** start of STORED DATA **

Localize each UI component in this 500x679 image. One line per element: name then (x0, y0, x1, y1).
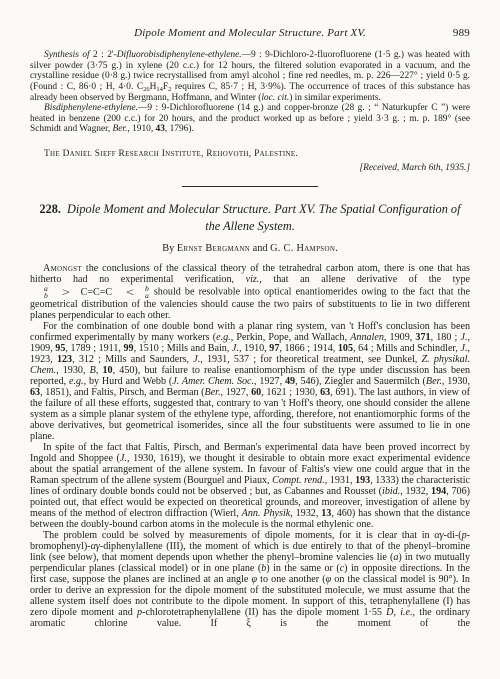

** end of STORED DATA **
** start of STORED DATA **

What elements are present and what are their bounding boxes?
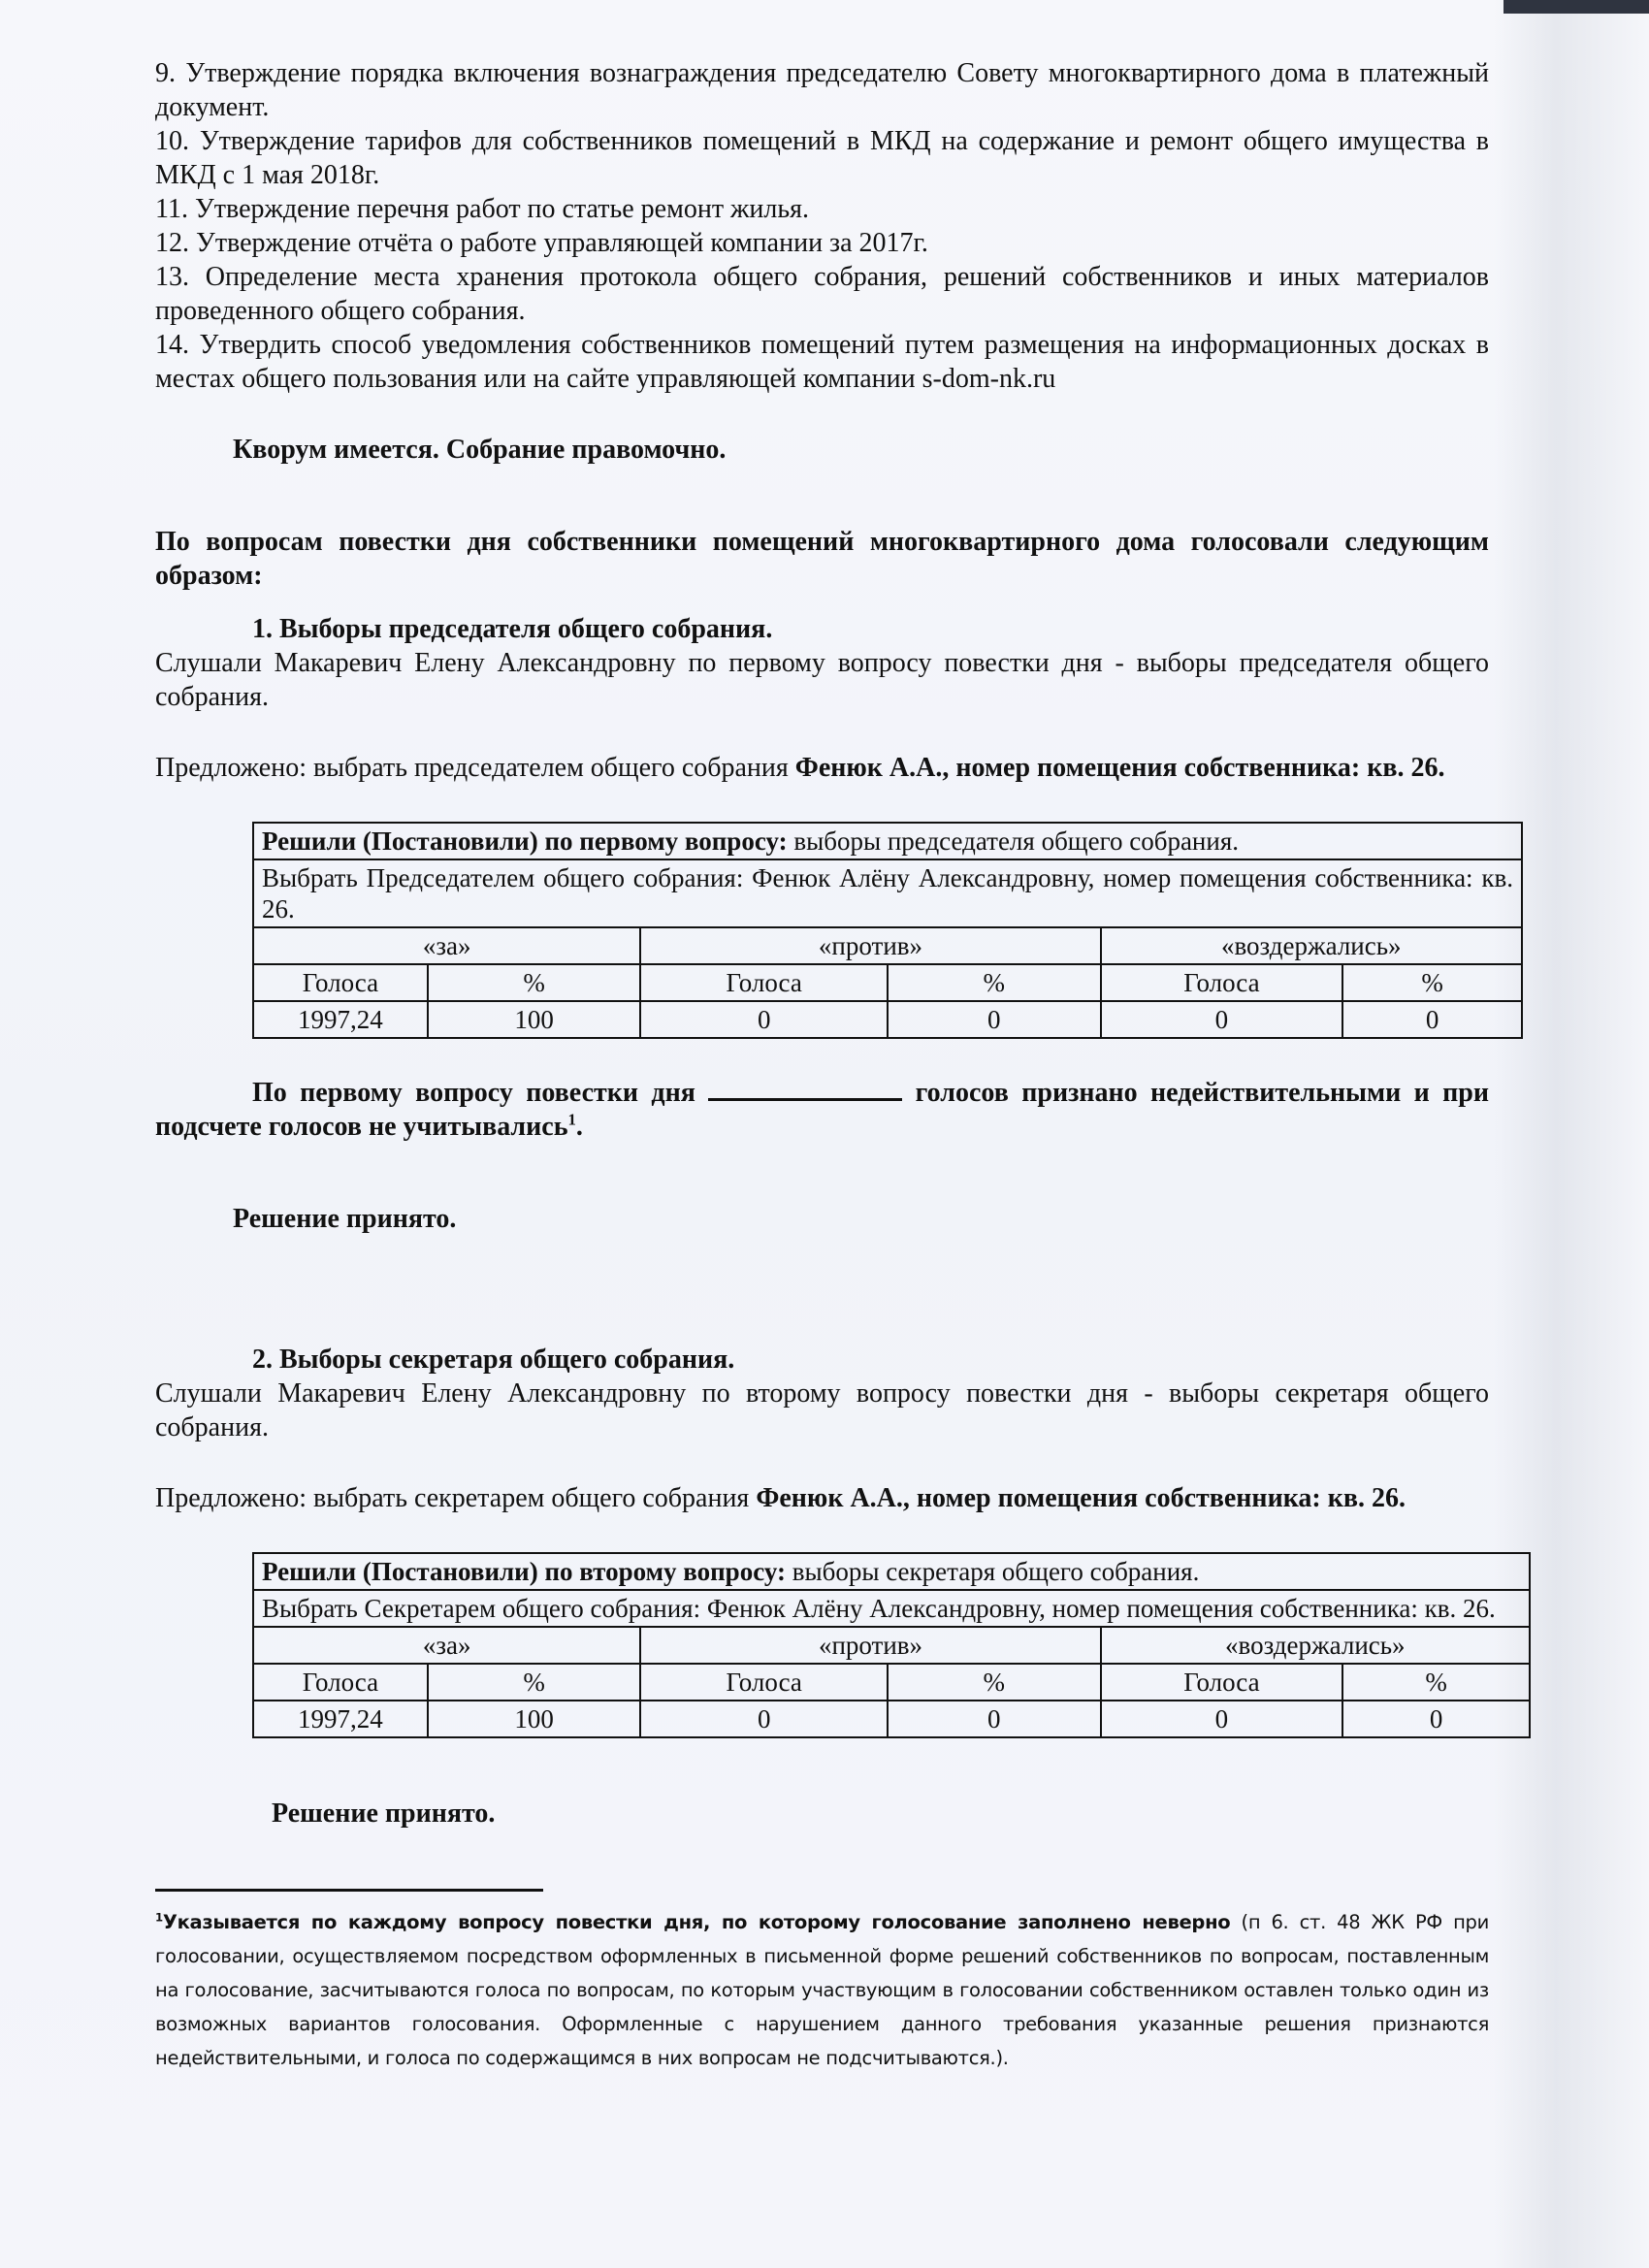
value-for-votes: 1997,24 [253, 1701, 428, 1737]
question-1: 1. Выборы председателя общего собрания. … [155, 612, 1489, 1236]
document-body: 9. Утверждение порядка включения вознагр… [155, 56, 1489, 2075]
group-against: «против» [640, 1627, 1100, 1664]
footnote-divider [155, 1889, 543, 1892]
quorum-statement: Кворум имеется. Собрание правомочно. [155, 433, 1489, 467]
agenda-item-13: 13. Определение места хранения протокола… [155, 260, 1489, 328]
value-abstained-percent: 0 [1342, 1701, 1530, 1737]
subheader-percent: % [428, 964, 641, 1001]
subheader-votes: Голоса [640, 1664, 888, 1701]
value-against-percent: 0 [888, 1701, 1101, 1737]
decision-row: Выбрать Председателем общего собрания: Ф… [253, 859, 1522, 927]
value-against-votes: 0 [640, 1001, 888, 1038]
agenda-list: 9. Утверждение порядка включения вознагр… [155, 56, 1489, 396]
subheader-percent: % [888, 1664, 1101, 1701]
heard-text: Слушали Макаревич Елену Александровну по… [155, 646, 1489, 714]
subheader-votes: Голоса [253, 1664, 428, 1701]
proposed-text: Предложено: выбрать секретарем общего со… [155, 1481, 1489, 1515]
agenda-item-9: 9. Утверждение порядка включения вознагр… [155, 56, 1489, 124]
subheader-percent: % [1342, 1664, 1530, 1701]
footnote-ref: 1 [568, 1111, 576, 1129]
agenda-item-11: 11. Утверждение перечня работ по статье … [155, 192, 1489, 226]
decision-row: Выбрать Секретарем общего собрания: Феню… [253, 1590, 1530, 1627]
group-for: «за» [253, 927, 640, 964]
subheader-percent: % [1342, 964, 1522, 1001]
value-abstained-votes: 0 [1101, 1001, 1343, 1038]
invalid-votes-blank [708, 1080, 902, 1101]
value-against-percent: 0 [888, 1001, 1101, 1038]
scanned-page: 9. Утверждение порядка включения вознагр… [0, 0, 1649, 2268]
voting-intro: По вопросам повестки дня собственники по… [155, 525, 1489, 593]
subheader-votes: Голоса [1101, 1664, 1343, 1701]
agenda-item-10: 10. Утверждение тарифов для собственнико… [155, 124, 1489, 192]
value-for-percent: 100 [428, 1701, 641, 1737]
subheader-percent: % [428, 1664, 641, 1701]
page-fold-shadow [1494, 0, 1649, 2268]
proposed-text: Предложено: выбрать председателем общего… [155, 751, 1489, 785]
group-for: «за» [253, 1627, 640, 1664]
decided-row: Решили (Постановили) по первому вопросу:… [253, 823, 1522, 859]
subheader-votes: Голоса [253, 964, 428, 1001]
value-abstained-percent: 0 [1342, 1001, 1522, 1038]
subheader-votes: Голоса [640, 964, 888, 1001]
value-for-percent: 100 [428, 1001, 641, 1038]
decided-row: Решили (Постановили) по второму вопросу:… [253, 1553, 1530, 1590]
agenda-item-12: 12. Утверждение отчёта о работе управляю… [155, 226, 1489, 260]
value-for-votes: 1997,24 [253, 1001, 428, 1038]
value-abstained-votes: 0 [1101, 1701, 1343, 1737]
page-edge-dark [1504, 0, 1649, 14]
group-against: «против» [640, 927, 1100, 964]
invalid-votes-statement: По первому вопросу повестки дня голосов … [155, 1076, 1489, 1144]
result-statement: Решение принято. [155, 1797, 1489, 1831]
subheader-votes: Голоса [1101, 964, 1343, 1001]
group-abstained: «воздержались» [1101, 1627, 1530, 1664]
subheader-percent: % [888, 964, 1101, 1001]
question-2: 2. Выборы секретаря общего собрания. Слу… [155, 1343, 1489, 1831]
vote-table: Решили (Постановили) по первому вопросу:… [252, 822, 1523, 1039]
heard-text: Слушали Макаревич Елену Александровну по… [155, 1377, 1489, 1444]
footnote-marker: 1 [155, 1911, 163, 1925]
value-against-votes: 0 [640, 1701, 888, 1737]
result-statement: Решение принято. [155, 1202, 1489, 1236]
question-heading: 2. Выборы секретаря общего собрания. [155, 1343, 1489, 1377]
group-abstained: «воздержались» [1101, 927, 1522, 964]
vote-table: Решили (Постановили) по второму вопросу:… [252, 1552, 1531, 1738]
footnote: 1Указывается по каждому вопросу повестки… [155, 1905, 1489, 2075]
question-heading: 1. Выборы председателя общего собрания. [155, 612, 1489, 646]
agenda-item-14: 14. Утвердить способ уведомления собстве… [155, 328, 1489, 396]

** end of STORED DATA **

YOUR TASK> Please write out the records above exactly, starting with the line that contains "What elements are" and going on through the line that contains "document-body: 9. Утверждение", and leave out the picture.

FINAL ANSWER>
What elements are present and what are their bounding boxes?
value-for-votes: 1997,24 [253, 1701, 428, 1737]
question-1: 1. Выборы председателя общего собрания. … [155, 612, 1489, 1236]
document-body: 9. Утверждение порядка включения вознагр… [155, 56, 1489, 2075]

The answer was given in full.